REQUIRED TASK: Examine the material below. Gather every line in which the string "opracowania" appears.

THE DATA:
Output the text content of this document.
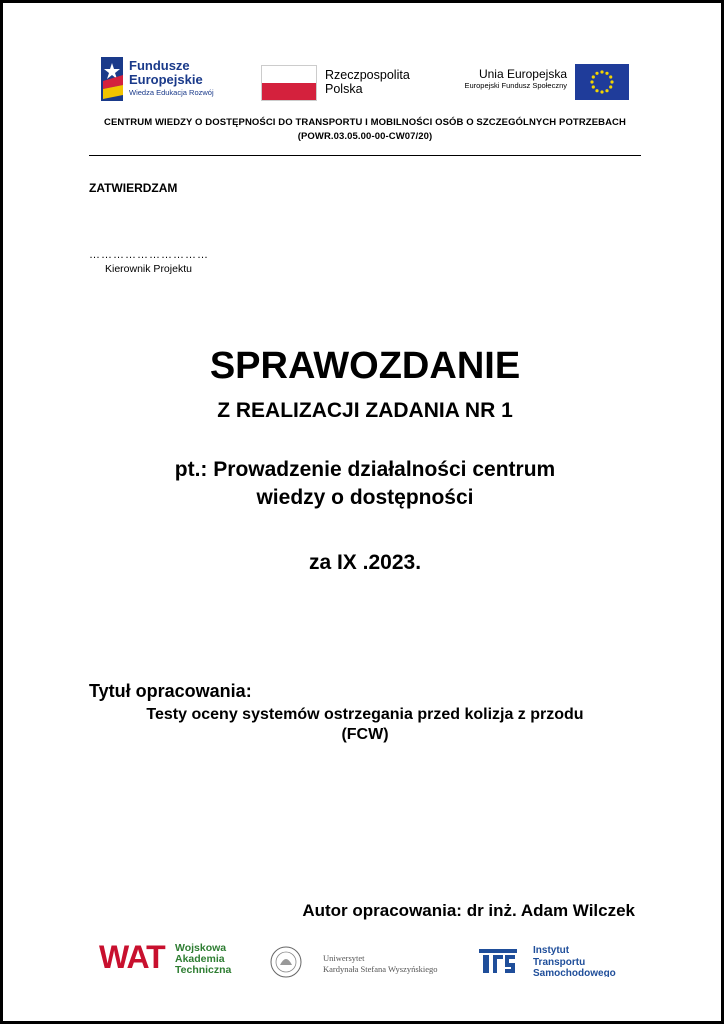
Fundusze
Europejskie
Wiedza Edukacja Rozwój
Rzeczpospolita
Polska
Unia Europejska
Europejski Fundusz Społeczny
CENTRUM WIEDZY O DOSTĘPNOŚCI DO TRANSPORTU I MOBILNOŚCI OSÓB O SZCZEGÓLNYCH POTRZEBACH
(POWR.03.05.00-00-CW07/20)
ZATWIERDZAM
…………………………
Kierownik Projektu
SPRAWOZDANIE
Z REALIZACJI ZADANIA NR 1
pt.: Prowadzenie działalności centrum
wiedzy o dostępności
za IX .2023.
Tytuł opracowania:
Testy oceny systemów ostrzegania przed kolizja z przodu
(FCW)
Autor opracowania: dr inż. Adam Wilczek
WAT Wojskowa
Akademia
Techniczna
Uniwersytet
Kardynała Stefana Wyszyńskiego
Instytut
Transportu
Samochodowego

FULL RESPONSE:
Tytuł opracowania:
Autor opracowania: dr inż. Adam Wilczek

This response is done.